Items from a figure collection:
— start —

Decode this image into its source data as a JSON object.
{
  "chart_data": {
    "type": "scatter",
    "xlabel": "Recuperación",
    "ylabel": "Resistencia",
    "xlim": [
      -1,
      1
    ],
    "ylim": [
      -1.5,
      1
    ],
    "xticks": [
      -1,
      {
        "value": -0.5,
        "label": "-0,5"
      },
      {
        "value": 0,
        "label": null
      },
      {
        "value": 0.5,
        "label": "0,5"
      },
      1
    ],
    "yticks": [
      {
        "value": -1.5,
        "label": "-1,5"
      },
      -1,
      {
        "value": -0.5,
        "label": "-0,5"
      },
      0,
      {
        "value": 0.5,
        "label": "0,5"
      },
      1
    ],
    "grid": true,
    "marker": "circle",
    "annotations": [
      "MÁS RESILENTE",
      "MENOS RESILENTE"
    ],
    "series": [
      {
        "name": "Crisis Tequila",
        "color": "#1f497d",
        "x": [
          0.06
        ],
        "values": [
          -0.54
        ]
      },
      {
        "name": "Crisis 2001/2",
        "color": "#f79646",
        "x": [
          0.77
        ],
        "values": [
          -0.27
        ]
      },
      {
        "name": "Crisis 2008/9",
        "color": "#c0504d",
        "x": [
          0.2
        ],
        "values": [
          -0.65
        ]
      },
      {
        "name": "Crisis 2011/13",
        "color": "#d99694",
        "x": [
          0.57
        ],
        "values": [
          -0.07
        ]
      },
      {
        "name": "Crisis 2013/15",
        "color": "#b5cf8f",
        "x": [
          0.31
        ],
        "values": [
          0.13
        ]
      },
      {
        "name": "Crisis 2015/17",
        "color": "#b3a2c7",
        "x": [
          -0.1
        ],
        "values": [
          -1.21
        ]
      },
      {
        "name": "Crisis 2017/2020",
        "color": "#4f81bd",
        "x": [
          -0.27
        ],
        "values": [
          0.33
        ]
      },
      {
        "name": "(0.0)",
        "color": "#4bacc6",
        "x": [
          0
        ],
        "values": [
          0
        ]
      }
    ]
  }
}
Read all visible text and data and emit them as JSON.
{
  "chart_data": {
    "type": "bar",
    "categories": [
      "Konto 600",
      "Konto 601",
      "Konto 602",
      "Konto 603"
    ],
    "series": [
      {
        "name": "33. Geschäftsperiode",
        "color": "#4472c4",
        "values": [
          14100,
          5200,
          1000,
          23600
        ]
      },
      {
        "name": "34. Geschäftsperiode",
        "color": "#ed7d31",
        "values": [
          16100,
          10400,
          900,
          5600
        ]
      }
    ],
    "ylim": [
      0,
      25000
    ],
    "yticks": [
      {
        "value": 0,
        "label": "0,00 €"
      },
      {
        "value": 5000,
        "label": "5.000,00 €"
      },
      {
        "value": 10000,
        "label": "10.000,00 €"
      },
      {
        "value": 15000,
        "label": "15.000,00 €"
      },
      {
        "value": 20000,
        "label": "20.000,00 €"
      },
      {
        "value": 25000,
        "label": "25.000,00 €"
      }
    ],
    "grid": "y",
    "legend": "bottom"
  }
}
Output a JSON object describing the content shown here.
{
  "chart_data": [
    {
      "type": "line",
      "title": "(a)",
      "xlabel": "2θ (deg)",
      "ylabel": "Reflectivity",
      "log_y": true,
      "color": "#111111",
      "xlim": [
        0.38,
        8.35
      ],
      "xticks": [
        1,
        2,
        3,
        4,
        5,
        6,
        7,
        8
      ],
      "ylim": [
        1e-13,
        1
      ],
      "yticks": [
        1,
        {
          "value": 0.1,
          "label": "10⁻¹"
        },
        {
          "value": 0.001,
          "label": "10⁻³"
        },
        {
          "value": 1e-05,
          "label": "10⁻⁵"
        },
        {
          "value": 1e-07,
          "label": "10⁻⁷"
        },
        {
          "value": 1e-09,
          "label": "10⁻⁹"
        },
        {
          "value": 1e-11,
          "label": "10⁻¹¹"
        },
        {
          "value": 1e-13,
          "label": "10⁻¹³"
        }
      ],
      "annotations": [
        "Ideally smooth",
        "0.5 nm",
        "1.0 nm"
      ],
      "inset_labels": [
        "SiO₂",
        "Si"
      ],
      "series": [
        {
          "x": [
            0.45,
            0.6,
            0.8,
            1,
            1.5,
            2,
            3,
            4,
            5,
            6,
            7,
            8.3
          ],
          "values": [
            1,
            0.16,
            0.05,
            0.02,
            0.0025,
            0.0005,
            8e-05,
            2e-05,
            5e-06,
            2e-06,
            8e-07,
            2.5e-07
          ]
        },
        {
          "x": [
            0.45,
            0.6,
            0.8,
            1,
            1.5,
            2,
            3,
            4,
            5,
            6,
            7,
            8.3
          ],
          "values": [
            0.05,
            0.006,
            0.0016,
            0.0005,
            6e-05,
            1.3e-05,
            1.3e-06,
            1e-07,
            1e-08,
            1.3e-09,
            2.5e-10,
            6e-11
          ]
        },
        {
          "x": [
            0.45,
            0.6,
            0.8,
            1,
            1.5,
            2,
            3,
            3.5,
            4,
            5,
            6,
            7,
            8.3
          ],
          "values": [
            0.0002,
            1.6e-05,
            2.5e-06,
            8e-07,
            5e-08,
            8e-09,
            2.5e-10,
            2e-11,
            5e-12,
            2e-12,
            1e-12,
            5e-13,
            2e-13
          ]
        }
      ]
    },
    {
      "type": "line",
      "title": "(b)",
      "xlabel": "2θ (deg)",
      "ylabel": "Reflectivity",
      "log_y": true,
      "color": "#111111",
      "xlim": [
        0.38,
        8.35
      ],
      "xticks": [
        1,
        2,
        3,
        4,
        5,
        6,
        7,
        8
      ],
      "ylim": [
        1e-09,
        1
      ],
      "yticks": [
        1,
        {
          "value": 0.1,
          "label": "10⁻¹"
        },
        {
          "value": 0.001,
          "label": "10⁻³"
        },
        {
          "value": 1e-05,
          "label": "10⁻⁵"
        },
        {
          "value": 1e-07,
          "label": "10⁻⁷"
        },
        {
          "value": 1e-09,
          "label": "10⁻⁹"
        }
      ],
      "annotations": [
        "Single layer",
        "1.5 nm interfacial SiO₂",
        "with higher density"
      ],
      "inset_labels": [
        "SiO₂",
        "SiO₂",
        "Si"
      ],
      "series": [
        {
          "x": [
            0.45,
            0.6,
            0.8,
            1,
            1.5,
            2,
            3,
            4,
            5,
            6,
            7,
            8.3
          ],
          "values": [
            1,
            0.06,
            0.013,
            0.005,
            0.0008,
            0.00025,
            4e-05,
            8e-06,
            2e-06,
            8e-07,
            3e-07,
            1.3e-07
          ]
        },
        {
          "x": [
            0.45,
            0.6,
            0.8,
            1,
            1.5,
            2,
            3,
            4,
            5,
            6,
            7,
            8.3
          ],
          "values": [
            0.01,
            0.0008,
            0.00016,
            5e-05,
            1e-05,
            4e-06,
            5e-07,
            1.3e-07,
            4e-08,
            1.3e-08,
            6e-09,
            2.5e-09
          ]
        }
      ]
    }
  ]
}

— end —

Check each line of the records above for the string "JSON", and report every line that has it.

Decode this image into its source data as a JSON object.
Read all visible text and data and emit them as JSON.
Output a JSON object describing the content shown here.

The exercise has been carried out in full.